╭──

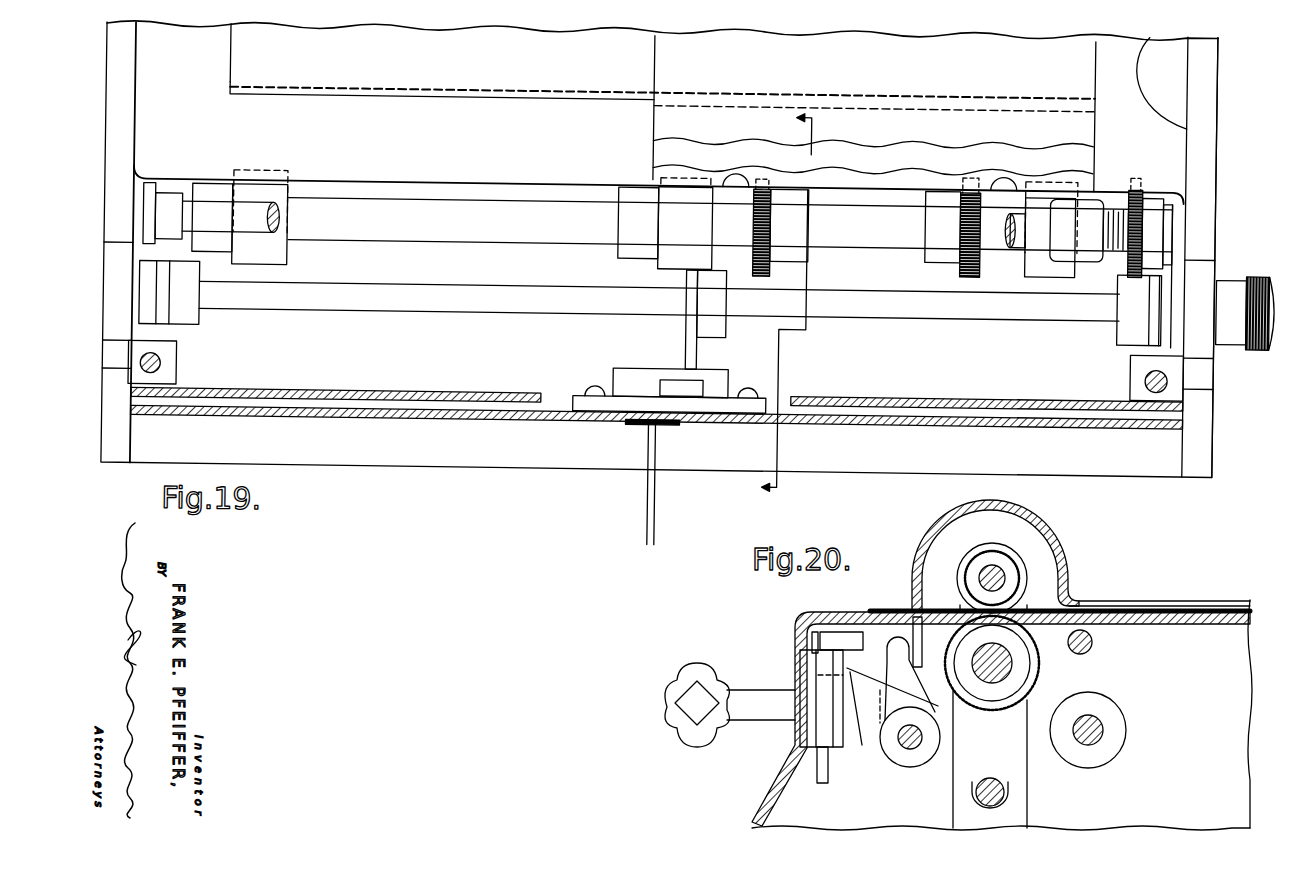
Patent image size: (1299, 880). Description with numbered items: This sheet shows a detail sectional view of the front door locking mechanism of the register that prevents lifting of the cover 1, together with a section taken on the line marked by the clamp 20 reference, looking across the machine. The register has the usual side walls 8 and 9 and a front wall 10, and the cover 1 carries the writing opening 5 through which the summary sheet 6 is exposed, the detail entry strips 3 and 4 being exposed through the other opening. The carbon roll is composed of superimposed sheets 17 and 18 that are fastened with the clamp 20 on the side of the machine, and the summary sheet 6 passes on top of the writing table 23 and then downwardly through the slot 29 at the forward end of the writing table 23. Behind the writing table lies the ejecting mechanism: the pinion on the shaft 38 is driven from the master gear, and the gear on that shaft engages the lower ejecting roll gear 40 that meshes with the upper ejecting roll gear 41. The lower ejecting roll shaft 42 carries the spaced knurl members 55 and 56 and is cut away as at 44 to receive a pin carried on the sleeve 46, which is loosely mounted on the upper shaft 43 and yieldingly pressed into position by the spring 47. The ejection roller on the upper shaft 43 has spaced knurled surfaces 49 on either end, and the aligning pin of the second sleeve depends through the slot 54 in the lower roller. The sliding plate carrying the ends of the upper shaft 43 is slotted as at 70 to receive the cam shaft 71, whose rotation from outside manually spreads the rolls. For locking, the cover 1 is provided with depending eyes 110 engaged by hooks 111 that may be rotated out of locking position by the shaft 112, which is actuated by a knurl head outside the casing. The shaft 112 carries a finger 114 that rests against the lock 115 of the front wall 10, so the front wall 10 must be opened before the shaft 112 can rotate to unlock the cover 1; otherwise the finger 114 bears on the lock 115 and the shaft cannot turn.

In FIG. 20, the cover 1 is at (1196, 602).
In FIG. 19, the detail entry strip 3 is at (670, 115).
In FIG. 20, the detail entry strip 3 is at (918, 608).
In FIG. 19, the detail entry strip 4 is at (662, 146).
In FIG. 20, the detail entry strip 4 is at (905, 612).
In FIG. 20, the writing opening 5 is at (1172, 602).
In FIG. 19, the summary sheet 6 is at (462, 68).
In FIG. 20, the summary sheet 6 is at (1104, 656).
In FIG. 19, the side wall 8 is at (1205, 404).
In FIG. 19, the side wall 9 is at (122, 140).
In FIG. 20, the side wall 9 is at (1222, 773).
In FIG. 19, the front wall 10 is at (562, 452).
In FIG. 20, the front wall 10 is at (777, 784).
In FIG. 20, the carbon sheet 17 is at (1083, 682).
In FIG. 20, the carbon sheet 18 is at (1088, 625).
In FIG. 19, the clamp 20 is at (796, 302).
In FIG. 19, the writing table 23 is at (378, 151).
In FIG. 20, the writing table 23 is at (1213, 627).
In FIG. 19, the slot 29 is at (320, 90).
In FIG. 20, the shaft 38 is at (1103, 730).
In FIG. 19, the lower ejecting roll gear 40 is at (1148, 250).
In FIG. 19, the upper ejecting roll gear 41 is at (1143, 215).
In FIG. 19, the lower ejecting roll shaft 42 is at (572, 216).
In FIG. 20, the lower ejecting roll shaft 42 is at (1002, 685).
In FIG. 19, the upper shaft 43 is at (1043, 237).
In FIG. 20, the upper shaft 43 is at (1005, 580).
In FIG. 19, the cut away 44 is at (1007, 250).
In FIG. 19, the sleeve 46 is at (1090, 237).
In FIG. 19, the spring 47 is at (1133, 198).
In FIG. 20, the knurled surface 49 is at (1000, 568).
In FIG. 19, the slot 54 is at (722, 214).
In FIG. 19, the knurl member 55 is at (770, 223).
In FIG. 20, the knurl member 55 is at (1033, 684).
In FIG. 19, the knurl member 56 is at (975, 208).
In FIG. 20, the slot 70 is at (1008, 818).
In FIG. 20, the cam shaft 71 is at (1005, 790).
In FIG. 20, the depending eye 110 is at (923, 661).
In FIG. 19, the hook 111 is at (168, 303).
In FIG. 20, the hook 111 is at (920, 678).
In FIG. 19, the shaft 112 is at (872, 293).
In FIG. 20, the shaft 112 is at (908, 750).
In FIG. 19, the finger 114 is at (690, 330).
In FIG. 20, the finger 114 is at (890, 719).
In FIG. 19, the lock 115 is at (727, 366).
In FIG. 20, the lock 115 is at (822, 686).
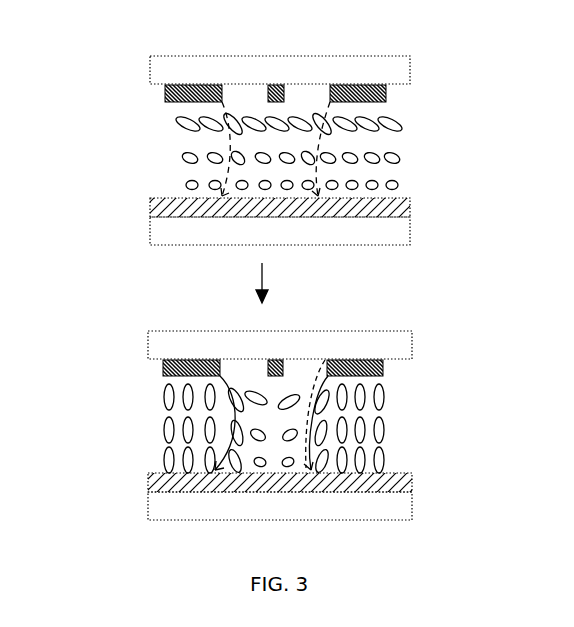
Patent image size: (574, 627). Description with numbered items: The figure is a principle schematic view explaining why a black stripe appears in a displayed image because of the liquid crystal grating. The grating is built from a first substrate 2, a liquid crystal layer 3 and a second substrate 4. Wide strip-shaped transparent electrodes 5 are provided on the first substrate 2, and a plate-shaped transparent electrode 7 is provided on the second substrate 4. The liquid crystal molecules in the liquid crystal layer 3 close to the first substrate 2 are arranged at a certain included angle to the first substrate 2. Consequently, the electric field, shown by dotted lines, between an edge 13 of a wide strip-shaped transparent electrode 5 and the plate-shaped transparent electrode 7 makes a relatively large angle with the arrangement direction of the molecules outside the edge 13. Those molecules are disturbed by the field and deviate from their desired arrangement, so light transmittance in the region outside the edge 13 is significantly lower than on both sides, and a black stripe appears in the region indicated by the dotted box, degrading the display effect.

The first substrate 2 is at (150, 73).
The liquid crystal layer 3 is at (398, 116).
The second substrate 4 is at (150, 232).
The wide strip-shaped transparent electrode 5 is at (172, 360).
The plate-shaped transparent electrode 7 is at (150, 205).
The edge of the wide strip-shaped transparent electrode 13 is at (326, 108).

╰──

* **Task goal**:
Reproduce word for word the stretch of the records from the line containing "Patent image size: (574, 627)." through the end of the records.

* **Complete response**:
Patent image size: (574, 627). Description with numbered items: The figure is a principle schematic view explaining why a black stripe appears in a displayed image because of the liquid crystal grating. The grating is built from a first substrate 2, a liquid crystal layer 3 and a second substrate 4. Wide strip-shaped transparent electrodes 5 are provided on the first substrate 2, and a plate-shaped transparent electrode 7 is provided on the second substrate 4. The liquid crystal molecules in the liquid crystal layer 3 close to the first substrate 2 are arranged at a certain included angle to the first substrate 2. Consequently, the electric field, shown by dotted lines, between an edge 13 of a wide strip-shaped transparent electrode 5 and the plate-shaped transparent electrode 7 makes a relatively large angle with the arrangement direction of the molecules outside the edge 13. Those molecules are disturbed by the field and deviate from their desired arrangement, so light transmittance in the region outside the edge 13 is significantly lower than on both sides, and a black stripe appears in the region indicated by the dotted box, degrading the display effect.

The first substrate 2 is at (150, 73).
The liquid crystal layer 3 is at (398, 116).
The second substrate 4 is at (150, 232).
The wide strip-shaped transparent electrode 5 is at (172, 360).
The plate-shaped transparent electrode 7 is at (150, 205).
The edge of the wide strip-shaped transparent electrode 13 is at (326, 108).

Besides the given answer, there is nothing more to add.